● **Recorded information**
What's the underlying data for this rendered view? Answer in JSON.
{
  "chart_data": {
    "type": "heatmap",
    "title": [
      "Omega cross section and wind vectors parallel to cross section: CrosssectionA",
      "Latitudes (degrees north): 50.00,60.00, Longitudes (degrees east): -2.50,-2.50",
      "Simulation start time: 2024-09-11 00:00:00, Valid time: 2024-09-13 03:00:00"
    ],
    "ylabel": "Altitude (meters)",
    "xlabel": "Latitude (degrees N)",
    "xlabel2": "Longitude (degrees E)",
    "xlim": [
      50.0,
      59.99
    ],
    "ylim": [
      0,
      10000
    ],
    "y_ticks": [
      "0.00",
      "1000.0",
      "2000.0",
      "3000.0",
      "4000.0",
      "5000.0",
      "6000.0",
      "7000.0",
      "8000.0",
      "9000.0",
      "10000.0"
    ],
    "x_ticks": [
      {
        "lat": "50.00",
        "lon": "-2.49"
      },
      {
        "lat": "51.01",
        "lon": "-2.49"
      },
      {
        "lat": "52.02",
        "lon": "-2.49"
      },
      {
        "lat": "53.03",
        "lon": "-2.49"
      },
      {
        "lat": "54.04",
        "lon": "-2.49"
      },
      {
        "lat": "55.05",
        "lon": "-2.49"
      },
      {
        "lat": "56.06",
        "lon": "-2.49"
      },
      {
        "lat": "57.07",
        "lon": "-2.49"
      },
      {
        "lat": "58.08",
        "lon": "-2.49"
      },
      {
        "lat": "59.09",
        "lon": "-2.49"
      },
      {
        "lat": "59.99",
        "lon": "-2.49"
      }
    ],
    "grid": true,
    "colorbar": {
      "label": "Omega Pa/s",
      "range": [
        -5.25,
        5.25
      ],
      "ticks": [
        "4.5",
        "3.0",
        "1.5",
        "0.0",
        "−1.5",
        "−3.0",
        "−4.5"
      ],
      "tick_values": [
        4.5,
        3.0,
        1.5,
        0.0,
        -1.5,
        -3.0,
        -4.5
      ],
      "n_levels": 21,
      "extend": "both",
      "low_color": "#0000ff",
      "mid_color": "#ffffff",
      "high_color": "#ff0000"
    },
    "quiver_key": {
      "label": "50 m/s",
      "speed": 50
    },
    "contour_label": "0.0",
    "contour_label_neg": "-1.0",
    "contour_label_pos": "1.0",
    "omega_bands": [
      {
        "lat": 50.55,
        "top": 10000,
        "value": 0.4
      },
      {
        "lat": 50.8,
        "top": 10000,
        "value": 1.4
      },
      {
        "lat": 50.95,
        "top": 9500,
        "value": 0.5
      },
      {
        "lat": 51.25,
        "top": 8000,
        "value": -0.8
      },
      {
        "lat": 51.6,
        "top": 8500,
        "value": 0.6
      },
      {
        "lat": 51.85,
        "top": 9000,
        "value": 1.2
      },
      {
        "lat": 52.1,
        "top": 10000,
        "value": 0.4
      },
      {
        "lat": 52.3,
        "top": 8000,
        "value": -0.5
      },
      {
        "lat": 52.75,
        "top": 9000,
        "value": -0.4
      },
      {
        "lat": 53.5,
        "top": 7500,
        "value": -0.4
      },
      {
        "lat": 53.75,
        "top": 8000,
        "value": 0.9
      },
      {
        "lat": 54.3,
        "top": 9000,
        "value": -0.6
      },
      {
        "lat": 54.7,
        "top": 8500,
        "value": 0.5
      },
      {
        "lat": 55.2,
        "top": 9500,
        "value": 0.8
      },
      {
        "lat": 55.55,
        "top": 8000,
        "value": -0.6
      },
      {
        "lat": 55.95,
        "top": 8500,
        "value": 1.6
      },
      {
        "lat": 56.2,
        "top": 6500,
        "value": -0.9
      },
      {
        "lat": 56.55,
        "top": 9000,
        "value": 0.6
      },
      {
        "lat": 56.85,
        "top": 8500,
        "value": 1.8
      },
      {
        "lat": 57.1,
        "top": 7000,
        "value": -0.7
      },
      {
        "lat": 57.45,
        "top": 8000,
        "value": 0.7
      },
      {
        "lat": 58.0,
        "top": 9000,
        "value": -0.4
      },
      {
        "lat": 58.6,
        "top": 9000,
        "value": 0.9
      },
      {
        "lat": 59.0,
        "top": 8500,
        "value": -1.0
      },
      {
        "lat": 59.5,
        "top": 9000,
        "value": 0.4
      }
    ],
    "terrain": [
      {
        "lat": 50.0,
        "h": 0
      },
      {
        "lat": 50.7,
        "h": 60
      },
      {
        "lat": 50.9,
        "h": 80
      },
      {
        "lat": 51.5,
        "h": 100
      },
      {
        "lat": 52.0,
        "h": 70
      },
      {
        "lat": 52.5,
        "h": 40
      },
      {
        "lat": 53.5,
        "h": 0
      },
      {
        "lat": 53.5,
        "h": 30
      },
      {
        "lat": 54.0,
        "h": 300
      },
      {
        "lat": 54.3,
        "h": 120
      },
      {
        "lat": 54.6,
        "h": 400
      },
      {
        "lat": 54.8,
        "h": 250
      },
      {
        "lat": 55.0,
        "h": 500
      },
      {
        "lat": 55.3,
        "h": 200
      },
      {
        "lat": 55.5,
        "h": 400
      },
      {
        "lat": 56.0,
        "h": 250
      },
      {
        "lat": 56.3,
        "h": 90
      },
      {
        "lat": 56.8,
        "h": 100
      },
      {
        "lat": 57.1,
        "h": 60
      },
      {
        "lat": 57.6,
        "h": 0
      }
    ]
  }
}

● **Problem requirements**
Output the listing above word for word.

● **Written response**
What's the underlying data for this rendered view? Answer in JSON.
{
  "chart_data": {
    "type": "heatmap",
    "title": [
      "Omega cross section and wind vectors parallel to cross section: CrosssectionA",
      "Latitudes (degrees north): 50.00,60.00, Longitudes (degrees east): -2.50,-2.50",
      "Simulation start time: 2024-09-11 00:00:00, Valid time: 2024-09-13 03:00:00"
    ],
    "ylabel": "Altitude (meters)",
    "xlabel": "Latitude (degrees N)",
    "xlabel2": "Longitude (degrees E)",
    "xlim": [
      50.0,
      59.99
    ],
    "ylim": [
      0,
      10000
    ],
    "y_ticks": [
      "0.00",
      "1000.0",
      "2000.0",
      "3000.0",
      "4000.0",
      "5000.0",
      "6000.0",
      "7000.0",
      "8000.0",
      "9000.0",
      "10000.0"
    ],
    "x_ticks": [
      {
        "lat": "50.00",
        "lon": "-2.49"
      },
      {
        "lat": "51.01",
        "lon": "-2.49"
      },
      {
        "lat": "52.02",
        "lon": "-2.49"
      },
      {
        "lat": "53.03",
        "lon": "-2.49"
      },
      {
        "lat": "54.04",
        "lon": "-2.49"
      },
      {
        "lat": "55.05",
        "lon": "-2.49"
      },
      {
        "lat": "56.06",
        "lon": "-2.49"
      },
      {
        "lat": "57.07",
        "lon": "-2.49"
      },
      {
        "lat": "58.08",
        "lon": "-2.49"
      },
      {
        "lat": "59.09",
        "lon": "-2.49"
      },
      {
        "lat": "59.99",
        "lon": "-2.49"
      }
    ],
    "grid": true,
    "colorbar": {
      "label": "Omega Pa/s",
      "range": [
        -5.25,
        5.25
      ],
      "ticks": [
        "4.5",
        "3.0",
        "1.5",
        "0.0",
        "−1.5",
        "−3.0",
        "−4.5"
      ],
      "tick_values": [
        4.5,
        3.0,
        1.5,
        0.0,
        -1.5,
        -3.0,
        -4.5
      ],
      "n_levels": 21,
      "extend": "both",
      "low_color": "#0000ff",
      "mid_color": "#ffffff",
      "high_color": "#ff0000"
    },
    "quiver_key": {
      "label": "50 m/s",
      "speed": 50
    },
    "contour_label": "0.0",
    "contour_label_neg": "-1.0",
    "contour_label_pos": "1.0",
    "omega_bands": [
      {
        "lat": 50.55,
        "top": 10000,
        "value": 0.4
      },
      {
        "lat": 50.8,
        "top": 10000,
        "value": 1.4
      },
      {
        "lat": 50.95,
        "top": 9500,
        "value": 0.5
      },
      {
        "lat": 51.25,
        "top": 8000,
        "value": -0.8
      },
      {
        "lat": 51.6,
        "top": 8500,
        "value": 0.6
      },
      {
        "lat": 51.85,
        "top": 9000,
        "value": 1.2
      },
      {
        "lat": 52.1,
        "top": 10000,
        "value": 0.4
      },
      {
        "lat": 52.3,
        "top": 8000,
        "value": -0.5
      },
      {
        "lat": 52.75,
        "top": 9000,
        "value": -0.4
      },
      {
        "lat": 53.5,
        "top": 7500,
        "value": -0.4
      },
      {
        "lat": 53.75,
        "top": 8000,
        "value": 0.9
      },
      {
        "lat": 54.3,
        "top": 9000,
        "value": -0.6
      },
      {
        "lat": 54.7,
        "top": 8500,
        "value": 0.5
      },
      {
        "lat": 55.2,
        "top": 9500,
        "value": 0.8
      },
      {
        "lat": 55.55,
        "top": 8000,
        "value": -0.6
      },
      {
        "lat": 55.95,
        "top": 8500,
        "value": 1.6
      },
      {
        "lat": 56.2,
        "top": 6500,
        "value": -0.9
      },
      {
        "lat": 56.55,
        "top": 9000,
        "value": 0.6
      },
      {
        "lat": 56.85,
        "top": 8500,
        "value": 1.8
      },
      {
        "lat": 57.1,
        "top": 7000,
        "value": -0.7
      },
      {
        "lat": 57.45,
        "top": 8000,
        "value": 0.7
      },
      {
        "lat": 58.0,
        "top": 9000,
        "value": -0.4
      },
      {
        "lat": 58.6,
        "top": 9000,
        "value": 0.9
      },
      {
        "lat": 59.0,
        "top": 8500,
        "value": -1.0
      },
      {
        "lat": 59.5,
        "top": 9000,
        "value": 0.4
      }
    ],
    "terrain": [
      {
        "lat": 50.0,
        "h": 0
      },
      {
        "lat": 50.7,
        "h": 60
      },
      {
        "lat": 50.9,
        "h": 80
      },
      {
        "lat": 51.5,
        "h": 100
      },
      {
        "lat": 52.0,
        "h": 70
      },
      {
        "lat": 52.5,
        "h": 40
      },
      {
        "lat": 53.5,
        "h": 0
      },
      {
        "lat": 53.5,
        "h": 30
      },
      {
        "lat": 54.0,
        "h": 300
      },
      {
        "lat": 54.3,
        "h": 120
      },
      {
        "lat": 54.6,
        "h": 400
      },
      {
        "lat": 54.8,
        "h": 250
      },
      {
        "lat": 55.0,
        "h": 500
      },
      {
        "lat": 55.3,
        "h": 200
      },
      {
        "lat": 55.5,
        "h": 400
      },
      {
        "lat": 56.0,
        "h": 250
      },
      {
        "lat": 56.3,
        "h": 90
      },
      {
        "lat": 56.8,
        "h": 100
      },
      {
        "lat": 57.1,
        "h": 60
      },
      {
        "lat": 57.6,
        "h": 0
      }
    ]
  }
}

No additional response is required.